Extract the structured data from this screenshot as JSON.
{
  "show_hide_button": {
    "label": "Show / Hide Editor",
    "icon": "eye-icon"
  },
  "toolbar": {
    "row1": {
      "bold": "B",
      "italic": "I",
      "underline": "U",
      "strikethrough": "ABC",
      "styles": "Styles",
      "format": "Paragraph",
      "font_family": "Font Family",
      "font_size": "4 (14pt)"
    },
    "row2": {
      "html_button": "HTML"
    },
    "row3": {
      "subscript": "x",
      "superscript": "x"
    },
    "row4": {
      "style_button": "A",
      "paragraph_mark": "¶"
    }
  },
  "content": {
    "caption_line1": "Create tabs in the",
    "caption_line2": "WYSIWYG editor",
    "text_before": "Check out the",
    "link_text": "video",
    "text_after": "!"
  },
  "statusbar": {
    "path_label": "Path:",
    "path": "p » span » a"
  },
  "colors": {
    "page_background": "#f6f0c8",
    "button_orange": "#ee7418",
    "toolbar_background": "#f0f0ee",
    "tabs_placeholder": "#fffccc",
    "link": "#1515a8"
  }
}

Task: Restate every record exactly, leaving nothing out.

Correct output:
Extract the structured data from this screenshot as JSON.
{
  "show_hide_button": {
    "label": "Show / Hide Editor",
    "icon": "eye-icon"
  },
  "toolbar": {
    "row1": {
      "bold": "B",
      "italic": "I",
      "underline": "U",
      "strikethrough": "ABC",
      "styles": "Styles",
      "format": "Paragraph",
      "font_family": "Font Family",
      "font_size": "4 (14pt)"
    },
    "row2": {
      "html_button": "HTML"
    },
    "row3": {
      "subscript": "x",
      "superscript": "x"
    },
    "row4": {
      "style_button": "A",
      "paragraph_mark": "¶"
    }
  },
  "content": {
    "caption_line1": "Create tabs in the",
    "caption_line2": "WYSIWYG editor",
    "text_before": "Check out the",
    "link_text": "video",
    "text_after": "!"
  },
  "statusbar": {
    "path_label": "Path:",
    "path": "p » span » a"
  },
  "colors": {
    "page_background": "#f6f0c8",
    "button_orange": "#ee7418",
    "toolbar_background": "#f0f0ee",
    "tabs_placeholder": "#fffccc",
    "link": "#1515a8"
  }
}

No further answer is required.